Work instructions: Determine how many lines in the data below contain "content" and write only that number.

+-------+

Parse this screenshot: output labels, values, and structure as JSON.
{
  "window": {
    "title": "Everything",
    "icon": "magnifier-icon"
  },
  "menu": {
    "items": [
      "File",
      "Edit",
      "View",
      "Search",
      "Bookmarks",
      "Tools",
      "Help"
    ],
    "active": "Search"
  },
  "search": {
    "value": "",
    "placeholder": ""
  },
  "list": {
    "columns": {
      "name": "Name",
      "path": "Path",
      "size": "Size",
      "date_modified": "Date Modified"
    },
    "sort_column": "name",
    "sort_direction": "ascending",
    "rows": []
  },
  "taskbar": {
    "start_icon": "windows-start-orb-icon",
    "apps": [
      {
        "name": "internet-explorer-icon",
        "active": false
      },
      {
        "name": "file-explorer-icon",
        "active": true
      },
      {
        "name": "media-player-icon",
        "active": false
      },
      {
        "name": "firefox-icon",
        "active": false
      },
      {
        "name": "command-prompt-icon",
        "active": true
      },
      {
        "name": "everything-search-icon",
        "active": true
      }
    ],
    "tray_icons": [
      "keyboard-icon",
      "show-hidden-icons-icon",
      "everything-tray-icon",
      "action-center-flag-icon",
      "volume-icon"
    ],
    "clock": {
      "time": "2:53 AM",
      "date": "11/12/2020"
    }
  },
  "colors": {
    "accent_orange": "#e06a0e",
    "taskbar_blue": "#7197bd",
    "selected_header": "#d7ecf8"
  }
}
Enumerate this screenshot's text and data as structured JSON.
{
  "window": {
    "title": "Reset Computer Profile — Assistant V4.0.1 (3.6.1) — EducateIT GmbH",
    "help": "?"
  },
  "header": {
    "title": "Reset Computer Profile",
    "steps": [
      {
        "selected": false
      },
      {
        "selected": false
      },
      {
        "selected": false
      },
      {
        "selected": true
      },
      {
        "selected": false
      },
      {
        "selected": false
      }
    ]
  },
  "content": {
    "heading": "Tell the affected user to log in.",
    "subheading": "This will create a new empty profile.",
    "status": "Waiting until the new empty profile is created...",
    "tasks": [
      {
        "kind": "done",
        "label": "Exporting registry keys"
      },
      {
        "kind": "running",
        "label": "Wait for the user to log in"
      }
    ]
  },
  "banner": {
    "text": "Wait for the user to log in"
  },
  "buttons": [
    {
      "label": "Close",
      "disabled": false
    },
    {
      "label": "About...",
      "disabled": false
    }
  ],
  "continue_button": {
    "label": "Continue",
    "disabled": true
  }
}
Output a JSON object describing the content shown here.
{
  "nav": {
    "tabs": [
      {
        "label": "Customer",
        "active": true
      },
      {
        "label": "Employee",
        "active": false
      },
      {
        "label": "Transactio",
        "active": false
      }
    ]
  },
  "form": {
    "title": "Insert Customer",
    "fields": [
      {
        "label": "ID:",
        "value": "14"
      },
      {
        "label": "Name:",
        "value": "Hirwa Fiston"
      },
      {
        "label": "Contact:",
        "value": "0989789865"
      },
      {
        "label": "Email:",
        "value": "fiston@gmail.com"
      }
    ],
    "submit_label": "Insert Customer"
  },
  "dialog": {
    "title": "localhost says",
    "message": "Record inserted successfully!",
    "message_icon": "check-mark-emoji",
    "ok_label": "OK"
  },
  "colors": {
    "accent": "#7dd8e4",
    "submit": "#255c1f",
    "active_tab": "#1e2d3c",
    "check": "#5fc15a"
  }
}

+-------+

Result of the exercise: 2